The request →
Please print all of the material below, word for word.

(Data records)
..............................

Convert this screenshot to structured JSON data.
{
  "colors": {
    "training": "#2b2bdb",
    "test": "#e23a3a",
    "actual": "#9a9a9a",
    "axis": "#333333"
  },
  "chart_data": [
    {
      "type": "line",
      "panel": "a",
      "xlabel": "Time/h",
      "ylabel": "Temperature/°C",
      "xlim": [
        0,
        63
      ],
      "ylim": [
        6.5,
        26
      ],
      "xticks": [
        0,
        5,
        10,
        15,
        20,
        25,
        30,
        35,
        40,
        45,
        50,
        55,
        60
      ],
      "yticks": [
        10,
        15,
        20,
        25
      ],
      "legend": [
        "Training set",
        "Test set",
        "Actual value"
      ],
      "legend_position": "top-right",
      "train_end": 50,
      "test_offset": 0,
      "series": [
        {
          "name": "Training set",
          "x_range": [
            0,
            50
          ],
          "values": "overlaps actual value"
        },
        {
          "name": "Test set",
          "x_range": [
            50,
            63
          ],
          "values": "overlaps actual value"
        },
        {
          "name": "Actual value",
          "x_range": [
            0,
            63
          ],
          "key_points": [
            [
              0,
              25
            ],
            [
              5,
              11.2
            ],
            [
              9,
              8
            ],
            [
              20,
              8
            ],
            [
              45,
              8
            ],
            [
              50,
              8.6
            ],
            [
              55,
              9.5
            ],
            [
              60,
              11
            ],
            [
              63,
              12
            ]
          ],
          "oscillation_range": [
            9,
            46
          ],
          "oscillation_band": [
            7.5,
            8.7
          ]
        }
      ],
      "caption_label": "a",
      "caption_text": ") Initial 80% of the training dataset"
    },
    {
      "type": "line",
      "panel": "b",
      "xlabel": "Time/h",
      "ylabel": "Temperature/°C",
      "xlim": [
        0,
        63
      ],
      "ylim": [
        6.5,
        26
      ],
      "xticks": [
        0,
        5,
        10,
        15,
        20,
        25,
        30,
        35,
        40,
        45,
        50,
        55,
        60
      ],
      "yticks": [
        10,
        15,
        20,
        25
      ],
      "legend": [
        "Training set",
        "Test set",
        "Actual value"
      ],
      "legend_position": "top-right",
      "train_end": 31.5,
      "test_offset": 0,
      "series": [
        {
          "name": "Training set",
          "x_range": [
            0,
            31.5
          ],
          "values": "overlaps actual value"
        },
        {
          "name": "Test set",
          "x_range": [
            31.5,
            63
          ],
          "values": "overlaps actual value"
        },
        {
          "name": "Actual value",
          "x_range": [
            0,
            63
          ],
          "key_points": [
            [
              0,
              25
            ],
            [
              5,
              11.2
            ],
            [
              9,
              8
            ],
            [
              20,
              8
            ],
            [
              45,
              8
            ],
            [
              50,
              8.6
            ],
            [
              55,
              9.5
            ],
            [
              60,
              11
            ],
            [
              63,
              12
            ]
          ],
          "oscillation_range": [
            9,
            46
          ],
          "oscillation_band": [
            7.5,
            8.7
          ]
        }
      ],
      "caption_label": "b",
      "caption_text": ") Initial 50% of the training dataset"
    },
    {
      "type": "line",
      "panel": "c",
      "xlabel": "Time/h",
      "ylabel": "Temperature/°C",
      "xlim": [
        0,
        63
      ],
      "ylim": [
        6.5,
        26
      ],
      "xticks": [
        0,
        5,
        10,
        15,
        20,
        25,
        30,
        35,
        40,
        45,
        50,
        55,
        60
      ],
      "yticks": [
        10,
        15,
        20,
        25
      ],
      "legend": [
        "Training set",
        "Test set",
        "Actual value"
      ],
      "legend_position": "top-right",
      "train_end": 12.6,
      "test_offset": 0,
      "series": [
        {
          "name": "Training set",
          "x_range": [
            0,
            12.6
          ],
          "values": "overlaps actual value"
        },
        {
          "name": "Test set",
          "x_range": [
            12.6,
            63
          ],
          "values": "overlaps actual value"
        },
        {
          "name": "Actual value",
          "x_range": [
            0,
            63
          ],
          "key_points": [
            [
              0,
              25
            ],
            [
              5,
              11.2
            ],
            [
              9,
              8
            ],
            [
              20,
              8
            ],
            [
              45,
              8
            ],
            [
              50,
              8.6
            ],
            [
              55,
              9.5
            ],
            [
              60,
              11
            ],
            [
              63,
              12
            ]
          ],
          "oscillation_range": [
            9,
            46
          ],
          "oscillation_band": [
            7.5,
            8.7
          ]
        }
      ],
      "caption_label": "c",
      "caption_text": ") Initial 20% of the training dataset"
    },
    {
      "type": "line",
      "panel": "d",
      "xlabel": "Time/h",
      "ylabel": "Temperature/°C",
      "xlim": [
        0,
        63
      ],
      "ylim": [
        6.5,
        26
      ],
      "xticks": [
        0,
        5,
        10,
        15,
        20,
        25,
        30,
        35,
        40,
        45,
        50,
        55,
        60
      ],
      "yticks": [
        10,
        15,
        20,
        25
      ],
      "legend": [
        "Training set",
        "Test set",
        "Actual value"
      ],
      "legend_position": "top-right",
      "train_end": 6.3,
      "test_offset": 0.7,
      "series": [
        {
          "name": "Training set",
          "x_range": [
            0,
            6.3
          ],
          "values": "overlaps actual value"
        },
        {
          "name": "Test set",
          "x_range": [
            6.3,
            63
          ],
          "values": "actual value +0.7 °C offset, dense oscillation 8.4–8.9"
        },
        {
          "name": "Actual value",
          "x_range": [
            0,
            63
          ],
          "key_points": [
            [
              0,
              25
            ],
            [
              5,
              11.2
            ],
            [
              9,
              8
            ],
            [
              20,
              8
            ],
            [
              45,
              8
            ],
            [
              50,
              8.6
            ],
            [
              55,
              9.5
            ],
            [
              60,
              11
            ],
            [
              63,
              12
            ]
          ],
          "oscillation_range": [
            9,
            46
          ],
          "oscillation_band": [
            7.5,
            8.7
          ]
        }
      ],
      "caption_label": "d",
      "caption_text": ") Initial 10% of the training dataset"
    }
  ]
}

..............................

Response →
Convert this screenshot to structured JSON data.
{
  "colors": {
    "training": "#2b2bdb",
    "test": "#e23a3a",
    "actual": "#9a9a9a",
    "axis": "#333333"
  },
  "chart_data": [
    {
      "type": "line",
      "panel": "a",
      "xlabel": "Time/h",
      "ylabel": "Temperature/°C",
      "xlim": [
        0,
        63
      ],
      "ylim": [
        6.5,
        26
      ],
      "xticks": [
        0,
        5,
        10,
        15,
        20,
        25,
        30,
        35,
        40,
        45,
        50,
        55,
        60
      ],
      "yticks": [
        10,
        15,
        20,
        25
      ],
      "legend": [
        "Training set",
        "Test set",
        "Actual value"
      ],
      "legend_position": "top-right",
      "train_end": 50,
      "test_offset": 0,
      "series": [
        {
          "name": "Training set",
          "x_range": [
            0,
            50
          ],
          "values": "overlaps actual value"
        },
        {
          "name": "Test set",
          "x_range": [
            50,
            63
          ],
          "values": "overlaps actual value"
        },
        {
          "name": "Actual value",
          "x_range": [
            0,
            63
          ],
          "key_points": [
            [
              0,
              25
            ],
            [
              5,
              11.2
            ],
            [
              9,
              8
            ],
            [
              20,
              8
            ],
            [
              45,
              8
            ],
            [
              50,
              8.6
            ],
            [
              55,
              9.5
            ],
            [
              60,
              11
            ],
            [
              63,
              12
            ]
          ],
          "oscillation_range": [
            9,
            46
          ],
          "oscillation_band": [
            7.5,
            8.7
          ]
        }
      ],
      "caption_label": "a",
      "caption_text": ") Initial 80% of the training dataset"
    },
    {
      "type": "line",
      "panel": "b",
      "xlabel": "Time/h",
      "ylabel": "Temperature/°C",
      "xlim": [
        0,
        63
      ],
      "ylim": [
        6.5,
        26
      ],
      "xticks": [
        0,
        5,
        10,
        15,
        20,
        25,
        30,
        35,
        40,
        45,
        50,
        55,
        60
      ],
      "yticks": [
        10,
        15,
        20,
        25
      ],
      "legend": [
        "Training set",
        "Test set",
        "Actual value"
      ],
      "legend_position": "top-right",
      "train_end": 31.5,
      "test_offset": 0,
      "series": [
        {
          "name": "Training set",
          "x_range": [
            0,
            31.5
          ],
          "values": "overlaps actual value"
        },
        {
          "name": "Test set",
          "x_range": [
            31.5,
            63
          ],
          "values": "overlaps actual value"
        },
        {
          "name": "Actual value",
          "x_range": [
            0,
            63
          ],
          "key_points": [
            [
              0,
              25
            ],
            [
              5,
              11.2
            ],
            [
              9,
              8
            ],
            [
              20,
              8
            ],
            [
              45,
              8
            ],
            [
              50,
              8.6
            ],
            [
              55,
              9.5
            ],
            [
              60,
              11
            ],
            [
              63,
              12
            ]
          ],
          "oscillation_range": [
            9,
            46
          ],
          "oscillation_band": [
            7.5,
            8.7
          ]
        }
      ],
      "caption_label": "b",
      "caption_text": ") Initial 50% of the training dataset"
    },
    {
      "type": "line",
      "panel": "c",
      "xlabel": "Time/h",
      "ylabel": "Temperature/°C",
      "xlim": [
        0,
        63
      ],
      "ylim": [
        6.5,
        26
      ],
      "xticks": [
        0,
        5,
        10,
        15,
        20,
        25,
        30,
        35,
        40,
        45,
        50,
        55,
        60
      ],
      "yticks": [
        10,
        15,
        20,
        25
      ],
      "legend": [
        "Training set",
        "Test set",
        "Actual value"
      ],
      "legend_position": "top-right",
      "train_end": 12.6,
      "test_offset": 0,
      "series": [
        {
          "name": "Training set",
          "x_range": [
            0,
            12.6
          ],
          "values": "overlaps actual value"
        },
        {
          "name": "Test set",
          "x_range": [
            12.6,
            63
          ],
          "values": "overlaps actual value"
        },
        {
          "name": "Actual value",
          "x_range": [
            0,
            63
          ],
          "key_points": [
            [
              0,
              25
            ],
            [
              5,
              11.2
            ],
            [
              9,
              8
            ],
            [
              20,
              8
            ],
            [
              45,
              8
            ],
            [
              50,
              8.6
            ],
            [
              55,
              9.5
            ],
            [
              60,
              11
            ],
            [
              63,
              12
            ]
          ],
          "oscillation_range": [
            9,
            46
          ],
          "oscillation_band": [
            7.5,
            8.7
          ]
        }
      ],
      "caption_label": "c",
      "caption_text": ") Initial 20% of the training dataset"
    },
    {
      "type": "line",
      "panel": "d",
      "xlabel": "Time/h",
      "ylabel": "Temperature/°C",
      "xlim": [
        0,
        63
      ],
      "ylim": [
        6.5,
        26
      ],
      "xticks": [
        0,
        5,
        10,
        15,
        20,
        25,
        30,
        35,
        40,
        45,
        50,
        55,
        60
      ],
      "yticks": [
        10,
        15,
        20,
        25
      ],
      "legend": [
        "Training set",
        "Test set",
        "Actual value"
      ],
      "legend_position": "top-right",
      "train_end": 6.3,
      "test_offset": 0.7,
      "series": [
        {
          "name": "Training set",
          "x_range": [
            0,
            6.3
          ],
          "values": "overlaps actual value"
        },
        {
          "name": "Test set",
          "x_range": [
            6.3,
            63
          ],
          "values": "actual value +0.7 °C offset, dense oscillation 8.4–8.9"
        },
        {
          "name": "Actual value",
          "x_range": [
            0,
            63
          ],
          "key_points": [
            [
              0,
              25
            ],
            [
              5,
              11.2
            ],
            [
              9,
              8
            ],
            [
              20,
              8
            ],
            [
              45,
              8
            ],
            [
              50,
              8.6
            ],
            [
              55,
              9.5
            ],
            [
              60,
              11
            ],
            [
              63,
              12
            ]
          ],
          "oscillation_range": [
            9,
            46
          ],
          "oscillation_band": [
            7.5,
            8.7
          ]
        }
      ],
      "caption_label": "d",
      "caption_text": ") Initial 10% of the training dataset"
    }
  ]
}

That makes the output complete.